What you will do> Print all the entries verbatim.

Records shown>
┄┄┄┄┄┄

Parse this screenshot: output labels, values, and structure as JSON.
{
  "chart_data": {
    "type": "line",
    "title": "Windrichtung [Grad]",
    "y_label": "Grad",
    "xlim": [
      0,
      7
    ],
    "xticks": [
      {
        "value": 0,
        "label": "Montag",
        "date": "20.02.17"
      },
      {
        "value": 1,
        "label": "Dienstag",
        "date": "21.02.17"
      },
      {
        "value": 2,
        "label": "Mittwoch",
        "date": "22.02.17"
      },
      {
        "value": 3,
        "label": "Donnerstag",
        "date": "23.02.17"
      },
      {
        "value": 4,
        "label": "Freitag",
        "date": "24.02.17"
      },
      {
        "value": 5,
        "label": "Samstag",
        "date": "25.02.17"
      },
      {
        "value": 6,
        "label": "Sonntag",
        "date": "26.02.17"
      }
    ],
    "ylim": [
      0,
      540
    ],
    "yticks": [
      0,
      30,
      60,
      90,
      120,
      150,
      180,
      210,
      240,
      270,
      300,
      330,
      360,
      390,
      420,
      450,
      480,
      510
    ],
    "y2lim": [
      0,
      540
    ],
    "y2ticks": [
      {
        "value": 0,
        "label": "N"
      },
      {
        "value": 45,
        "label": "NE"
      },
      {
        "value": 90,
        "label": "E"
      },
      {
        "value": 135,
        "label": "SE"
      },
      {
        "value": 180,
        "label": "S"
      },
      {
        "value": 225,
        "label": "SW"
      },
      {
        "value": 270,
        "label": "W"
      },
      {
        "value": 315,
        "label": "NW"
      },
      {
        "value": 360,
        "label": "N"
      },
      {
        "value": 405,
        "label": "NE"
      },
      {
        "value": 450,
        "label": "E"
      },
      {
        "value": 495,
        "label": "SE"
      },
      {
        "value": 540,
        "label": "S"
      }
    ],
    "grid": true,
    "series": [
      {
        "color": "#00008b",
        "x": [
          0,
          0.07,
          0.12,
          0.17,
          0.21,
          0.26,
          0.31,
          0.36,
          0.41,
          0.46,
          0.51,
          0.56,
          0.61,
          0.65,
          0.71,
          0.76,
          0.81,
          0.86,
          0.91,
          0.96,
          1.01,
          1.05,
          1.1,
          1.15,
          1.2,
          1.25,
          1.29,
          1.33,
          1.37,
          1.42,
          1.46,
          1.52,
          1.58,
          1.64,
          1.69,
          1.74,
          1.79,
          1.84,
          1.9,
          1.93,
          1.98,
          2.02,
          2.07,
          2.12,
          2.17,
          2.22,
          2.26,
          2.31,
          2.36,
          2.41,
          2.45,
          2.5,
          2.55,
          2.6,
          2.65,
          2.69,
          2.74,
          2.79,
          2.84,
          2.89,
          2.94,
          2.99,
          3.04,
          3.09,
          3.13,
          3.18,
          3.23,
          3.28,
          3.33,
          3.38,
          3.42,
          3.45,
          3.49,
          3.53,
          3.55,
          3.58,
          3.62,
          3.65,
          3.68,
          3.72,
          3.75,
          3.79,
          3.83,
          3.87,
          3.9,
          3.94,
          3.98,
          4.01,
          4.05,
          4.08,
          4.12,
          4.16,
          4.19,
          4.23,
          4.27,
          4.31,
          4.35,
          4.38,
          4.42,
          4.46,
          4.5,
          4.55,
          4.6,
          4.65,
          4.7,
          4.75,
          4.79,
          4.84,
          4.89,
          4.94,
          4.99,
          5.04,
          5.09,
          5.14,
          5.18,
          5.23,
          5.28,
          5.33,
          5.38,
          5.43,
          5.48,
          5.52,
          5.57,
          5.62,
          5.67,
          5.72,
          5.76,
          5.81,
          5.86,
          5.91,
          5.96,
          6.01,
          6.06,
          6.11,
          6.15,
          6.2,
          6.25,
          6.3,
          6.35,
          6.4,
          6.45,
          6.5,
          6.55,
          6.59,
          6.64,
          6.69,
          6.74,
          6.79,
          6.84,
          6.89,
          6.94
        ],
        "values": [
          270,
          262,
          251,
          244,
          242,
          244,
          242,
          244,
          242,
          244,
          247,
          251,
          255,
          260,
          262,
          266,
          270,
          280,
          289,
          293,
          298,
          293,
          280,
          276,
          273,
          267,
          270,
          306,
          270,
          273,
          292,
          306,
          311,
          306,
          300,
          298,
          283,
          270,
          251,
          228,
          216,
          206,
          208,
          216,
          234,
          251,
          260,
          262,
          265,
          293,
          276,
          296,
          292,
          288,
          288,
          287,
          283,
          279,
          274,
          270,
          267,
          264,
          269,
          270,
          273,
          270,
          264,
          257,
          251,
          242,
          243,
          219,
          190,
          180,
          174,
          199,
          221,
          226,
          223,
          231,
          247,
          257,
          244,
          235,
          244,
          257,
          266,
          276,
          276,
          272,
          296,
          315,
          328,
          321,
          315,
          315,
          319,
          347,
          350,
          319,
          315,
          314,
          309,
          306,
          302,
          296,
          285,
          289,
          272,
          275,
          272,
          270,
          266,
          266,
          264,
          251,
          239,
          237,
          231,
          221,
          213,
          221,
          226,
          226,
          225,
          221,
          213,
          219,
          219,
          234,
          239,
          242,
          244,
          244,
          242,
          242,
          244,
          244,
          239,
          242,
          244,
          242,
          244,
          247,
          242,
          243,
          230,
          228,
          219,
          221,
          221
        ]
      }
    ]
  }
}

┄┄┄┄┄┄

Exercise result>
Parse this screenshot: output labels, values, and structure as JSON.
{
  "chart_data": {
    "type": "line",
    "title": "Windrichtung [Grad]",
    "y_label": "Grad",
    "xlim": [
      0,
      7
    ],
    "xticks": [
      {
        "value": 0,
        "label": "Montag",
        "date": "20.02.17"
      },
      {
        "value": 1,
        "label": "Dienstag",
        "date": "21.02.17"
      },
      {
        "value": 2,
        "label": "Mittwoch",
        "date": "22.02.17"
      },
      {
        "value": 3,
        "label": "Donnerstag",
        "date": "23.02.17"
      },
      {
        "value": 4,
        "label": "Freitag",
        "date": "24.02.17"
      },
      {
        "value": 5,
        "label": "Samstag",
        "date": "25.02.17"
      },
      {
        "value": 6,
        "label": "Sonntag",
        "date": "26.02.17"
      }
    ],
    "ylim": [
      0,
      540
    ],
    "yticks": [
      0,
      30,
      60,
      90,
      120,
      150,
      180,
      210,
      240,
      270,
      300,
      330,
      360,
      390,
      420,
      450,
      480,
      510
    ],
    "y2lim": [
      0,
      540
    ],
    "y2ticks": [
      {
        "value": 0,
        "label": "N"
      },
      {
        "value": 45,
        "label": "NE"
      },
      {
        "value": 90,
        "label": "E"
      },
      {
        "value": 135,
        "label": "SE"
      },
      {
        "value": 180,
        "label": "S"
      },
      {
        "value": 225,
        "label": "SW"
      },
      {
        "value": 270,
        "label": "W"
      },
      {
        "value": 315,
        "label": "NW"
      },
      {
        "value": 360,
        "label": "N"
      },
      {
        "value": 405,
        "label": "NE"
      },
      {
        "value": 450,
        "label": "E"
      },
      {
        "value": 495,
        "label": "SE"
      },
      {
        "value": 540,
        "label": "S"
      }
    ],
    "grid": true,
    "series": [
      {
        "color": "#00008b",
        "x": [
          0,
          0.07,
          0.12,
          0.17,
          0.21,
          0.26,
          0.31,
          0.36,
          0.41,
          0.46,
          0.51,
          0.56,
          0.61,
          0.65,
          0.71,
          0.76,
          0.81,
          0.86,
          0.91,
          0.96,
          1.01,
          1.05,
          1.1,
          1.15,
          1.2,
          1.25,
          1.29,
          1.33,
          1.37,
          1.42,
          1.46,
          1.52,
          1.58,
          1.64,
          1.69,
          1.74,
          1.79,
          1.84,
          1.9,
          1.93,
          1.98,
          2.02,
          2.07,
          2.12,
          2.17,
          2.22,
          2.26,
          2.31,
          2.36,
          2.41,
          2.45,
          2.5,
          2.55,
          2.6,
          2.65,
          2.69,
          2.74,
          2.79,
          2.84,
          2.89,
          2.94,
          2.99,
          3.04,
          3.09,
          3.13,
          3.18,
          3.23,
          3.28,
          3.33,
          3.38,
          3.42,
          3.45,
          3.49,
          3.53,
          3.55,
          3.58,
          3.62,
          3.65,
          3.68,
          3.72,
          3.75,
          3.79,
          3.83,
          3.87,
          3.9,
          3.94,
          3.98,
          4.01,
          4.05,
          4.08,
          4.12,
          4.16,
          4.19,
          4.23,
          4.27,
          4.31,
          4.35,
          4.38,
          4.42,
          4.46,
          4.5,
          4.55,
          4.6,
          4.65,
          4.7,
          4.75,
          4.79,
          4.84,
          4.89,
          4.94,
          4.99,
          5.04,
          5.09,
          5.14,
          5.18,
          5.23,
          5.28,
          5.33,
          5.38,
          5.43,
          5.48,
          5.52,
          5.57,
          5.62,
          5.67,
          5.72,
          5.76,
          5.81,
          5.86,
          5.91,
          5.96,
          6.01,
          6.06,
          6.11,
          6.15,
          6.2,
          6.25,
          6.3,
          6.35,
          6.4,
          6.45,
          6.5,
          6.55,
          6.59,
          6.64,
          6.69,
          6.74,
          6.79,
          6.84,
          6.89,
          6.94
        ],
        "values": [
          270,
          262,
          251,
          244,
          242,
          244,
          242,
          244,
          242,
          244,
          247,
          251,
          255,
          260,
          262,
          266,
          270,
          280,
          289,
          293,
          298,
          293,
          280,
          276,
          273,
          267,
          270,
          306,
          270,
          273,
          292,
          306,
          311,
          306,
          300,
          298,
          283,
          270,
          251,
          228,
          216,
          206,
          208,
          216,
          234,
          251,
          260,
          262,
          265,
          293,
          276,
          296,
          292,
          288,
          288,
          287,
          283,
          279,
          274,
          270,
          267,
          264,
          269,
          270,
          273,
          270,
          264,
          257,
          251,
          242,
          243,
          219,
          190,
          180,
          174,
          199,
          221,
          226,
          223,
          231,
          247,
          257,
          244,
          235,
          244,
          257,
          266,
          276,
          276,
          272,
          296,
          315,
          328,
          321,
          315,
          315,
          319,
          347,
          350,
          319,
          315,
          314,
          309,
          306,
          302,
          296,
          285,
          289,
          272,
          275,
          272,
          270,
          266,
          266,
          264,
          251,
          239,
          237,
          231,
          221,
          213,
          221,
          226,
          226,
          225,
          221,
          213,
          219,
          219,
          234,
          239,
          242,
          244,
          244,
          242,
          242,
          244,
          244,
          239,
          242,
          244,
          242,
          244,
          247,
          242,
          243,
          230,
          228,
          219,
          221,
          221
        ]
      }
    ]
  }
}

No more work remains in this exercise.